| Problem statement |
Identify and reproduce every line holding the string "subtitle".
[start Records for this task]
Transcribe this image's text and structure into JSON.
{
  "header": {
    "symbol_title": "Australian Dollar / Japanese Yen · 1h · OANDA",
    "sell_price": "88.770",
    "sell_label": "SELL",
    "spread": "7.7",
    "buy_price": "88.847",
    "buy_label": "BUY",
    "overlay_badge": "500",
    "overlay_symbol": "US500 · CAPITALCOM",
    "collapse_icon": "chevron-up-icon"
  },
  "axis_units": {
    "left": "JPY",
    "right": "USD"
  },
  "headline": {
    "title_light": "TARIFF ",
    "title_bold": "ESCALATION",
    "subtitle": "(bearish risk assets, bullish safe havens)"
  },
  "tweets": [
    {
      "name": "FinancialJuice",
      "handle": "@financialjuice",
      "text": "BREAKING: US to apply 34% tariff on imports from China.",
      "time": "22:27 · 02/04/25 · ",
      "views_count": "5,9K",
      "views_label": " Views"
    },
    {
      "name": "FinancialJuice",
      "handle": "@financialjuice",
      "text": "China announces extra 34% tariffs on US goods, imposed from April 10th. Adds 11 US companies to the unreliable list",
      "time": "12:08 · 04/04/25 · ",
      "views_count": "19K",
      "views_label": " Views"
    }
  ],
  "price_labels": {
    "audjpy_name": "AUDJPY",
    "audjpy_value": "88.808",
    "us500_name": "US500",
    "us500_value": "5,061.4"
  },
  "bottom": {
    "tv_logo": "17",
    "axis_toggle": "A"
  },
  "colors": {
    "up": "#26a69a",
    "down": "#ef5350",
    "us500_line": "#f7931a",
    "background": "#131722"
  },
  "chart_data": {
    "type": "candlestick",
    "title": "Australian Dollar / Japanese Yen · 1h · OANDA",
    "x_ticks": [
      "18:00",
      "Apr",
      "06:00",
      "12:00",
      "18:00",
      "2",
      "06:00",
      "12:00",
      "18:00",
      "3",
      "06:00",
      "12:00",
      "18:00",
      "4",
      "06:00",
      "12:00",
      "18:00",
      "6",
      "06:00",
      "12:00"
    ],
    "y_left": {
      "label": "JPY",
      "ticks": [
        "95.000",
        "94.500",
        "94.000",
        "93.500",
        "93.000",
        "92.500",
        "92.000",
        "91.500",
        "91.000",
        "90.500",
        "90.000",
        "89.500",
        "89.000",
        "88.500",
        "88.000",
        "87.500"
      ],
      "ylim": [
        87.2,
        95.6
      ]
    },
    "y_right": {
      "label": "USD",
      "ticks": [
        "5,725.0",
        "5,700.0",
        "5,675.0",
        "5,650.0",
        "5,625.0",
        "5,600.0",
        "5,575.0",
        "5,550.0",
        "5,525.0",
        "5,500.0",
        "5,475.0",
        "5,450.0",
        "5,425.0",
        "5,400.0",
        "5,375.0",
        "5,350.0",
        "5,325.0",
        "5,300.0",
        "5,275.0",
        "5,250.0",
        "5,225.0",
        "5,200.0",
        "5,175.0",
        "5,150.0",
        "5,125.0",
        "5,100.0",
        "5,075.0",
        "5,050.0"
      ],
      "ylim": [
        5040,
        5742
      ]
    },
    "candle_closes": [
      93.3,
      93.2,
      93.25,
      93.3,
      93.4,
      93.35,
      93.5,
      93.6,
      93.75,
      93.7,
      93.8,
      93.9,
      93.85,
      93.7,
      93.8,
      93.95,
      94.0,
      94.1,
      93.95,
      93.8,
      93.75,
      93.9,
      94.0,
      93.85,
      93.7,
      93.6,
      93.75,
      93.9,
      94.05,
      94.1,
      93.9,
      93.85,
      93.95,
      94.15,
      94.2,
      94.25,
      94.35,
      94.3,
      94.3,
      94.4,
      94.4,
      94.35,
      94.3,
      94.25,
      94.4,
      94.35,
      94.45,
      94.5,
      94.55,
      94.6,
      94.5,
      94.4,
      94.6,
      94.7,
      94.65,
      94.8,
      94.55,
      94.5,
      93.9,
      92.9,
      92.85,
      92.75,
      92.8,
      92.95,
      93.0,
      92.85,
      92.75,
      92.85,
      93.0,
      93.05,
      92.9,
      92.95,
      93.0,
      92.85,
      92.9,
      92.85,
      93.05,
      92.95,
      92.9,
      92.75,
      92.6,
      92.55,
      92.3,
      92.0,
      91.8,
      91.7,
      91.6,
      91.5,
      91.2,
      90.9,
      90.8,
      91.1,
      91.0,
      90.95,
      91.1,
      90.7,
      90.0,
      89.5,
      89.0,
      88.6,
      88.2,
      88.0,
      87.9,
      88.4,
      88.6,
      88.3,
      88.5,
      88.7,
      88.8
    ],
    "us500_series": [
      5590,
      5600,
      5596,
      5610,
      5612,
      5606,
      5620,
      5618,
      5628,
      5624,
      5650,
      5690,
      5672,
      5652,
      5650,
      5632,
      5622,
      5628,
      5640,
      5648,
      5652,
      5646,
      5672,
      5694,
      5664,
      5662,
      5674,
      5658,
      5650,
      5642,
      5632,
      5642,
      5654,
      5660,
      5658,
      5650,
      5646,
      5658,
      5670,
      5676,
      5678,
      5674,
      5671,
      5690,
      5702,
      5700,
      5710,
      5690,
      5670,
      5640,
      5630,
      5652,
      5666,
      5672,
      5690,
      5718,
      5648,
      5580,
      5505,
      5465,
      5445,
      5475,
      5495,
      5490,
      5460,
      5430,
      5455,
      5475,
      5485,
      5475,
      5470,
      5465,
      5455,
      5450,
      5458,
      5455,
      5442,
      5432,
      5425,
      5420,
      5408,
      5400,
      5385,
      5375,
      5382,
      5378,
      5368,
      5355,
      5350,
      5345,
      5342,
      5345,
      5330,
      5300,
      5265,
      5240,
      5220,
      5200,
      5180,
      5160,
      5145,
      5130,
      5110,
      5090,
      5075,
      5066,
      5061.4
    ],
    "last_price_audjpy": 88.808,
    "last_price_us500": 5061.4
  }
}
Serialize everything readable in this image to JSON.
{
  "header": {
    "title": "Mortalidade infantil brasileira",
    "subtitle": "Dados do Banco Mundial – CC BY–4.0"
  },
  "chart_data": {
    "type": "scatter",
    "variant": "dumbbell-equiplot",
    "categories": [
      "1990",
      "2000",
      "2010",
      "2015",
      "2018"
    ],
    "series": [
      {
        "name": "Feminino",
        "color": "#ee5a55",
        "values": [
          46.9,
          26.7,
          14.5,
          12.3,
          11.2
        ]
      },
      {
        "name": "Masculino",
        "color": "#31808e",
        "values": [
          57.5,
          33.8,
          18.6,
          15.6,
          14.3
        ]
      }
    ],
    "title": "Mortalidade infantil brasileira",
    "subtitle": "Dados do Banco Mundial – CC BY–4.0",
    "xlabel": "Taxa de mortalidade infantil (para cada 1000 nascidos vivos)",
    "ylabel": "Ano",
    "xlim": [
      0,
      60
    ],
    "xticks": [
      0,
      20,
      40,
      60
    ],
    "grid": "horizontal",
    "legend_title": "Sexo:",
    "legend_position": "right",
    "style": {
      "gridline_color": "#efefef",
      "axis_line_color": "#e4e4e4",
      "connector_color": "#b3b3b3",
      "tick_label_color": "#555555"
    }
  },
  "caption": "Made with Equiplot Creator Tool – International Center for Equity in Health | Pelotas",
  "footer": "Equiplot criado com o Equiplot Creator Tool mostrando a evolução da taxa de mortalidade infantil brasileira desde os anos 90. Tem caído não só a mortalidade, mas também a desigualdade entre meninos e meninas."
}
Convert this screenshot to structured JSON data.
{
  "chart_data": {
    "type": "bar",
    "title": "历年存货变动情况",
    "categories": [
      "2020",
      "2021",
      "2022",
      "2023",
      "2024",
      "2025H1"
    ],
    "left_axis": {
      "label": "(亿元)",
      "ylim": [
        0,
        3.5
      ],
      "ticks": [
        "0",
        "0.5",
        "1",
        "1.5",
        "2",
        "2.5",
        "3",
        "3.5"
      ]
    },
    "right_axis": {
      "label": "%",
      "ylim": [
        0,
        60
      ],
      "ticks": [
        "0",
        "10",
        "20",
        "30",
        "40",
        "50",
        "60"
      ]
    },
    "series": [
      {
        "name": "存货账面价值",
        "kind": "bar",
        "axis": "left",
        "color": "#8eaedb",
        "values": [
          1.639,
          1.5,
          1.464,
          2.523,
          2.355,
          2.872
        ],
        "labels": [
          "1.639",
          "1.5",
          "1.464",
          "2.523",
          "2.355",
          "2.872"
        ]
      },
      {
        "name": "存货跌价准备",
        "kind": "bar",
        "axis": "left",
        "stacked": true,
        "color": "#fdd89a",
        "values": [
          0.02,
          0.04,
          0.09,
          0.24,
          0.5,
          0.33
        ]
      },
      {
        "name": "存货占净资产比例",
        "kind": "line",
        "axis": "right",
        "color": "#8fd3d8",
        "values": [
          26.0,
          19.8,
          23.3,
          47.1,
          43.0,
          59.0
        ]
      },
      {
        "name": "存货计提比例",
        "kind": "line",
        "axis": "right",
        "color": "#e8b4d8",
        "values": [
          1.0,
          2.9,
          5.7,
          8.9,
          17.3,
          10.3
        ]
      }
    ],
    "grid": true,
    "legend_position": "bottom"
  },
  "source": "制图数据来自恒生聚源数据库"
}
[end Records for this task]
| Written reply |
    "subtitle": "(bearish risk assets, bullish safe havens)"
    "subtitle": "Dados do Banco Mundial – CC BY–4.0"
    "subtitle": "Dados do Banco Mundial – CC BY–4.0",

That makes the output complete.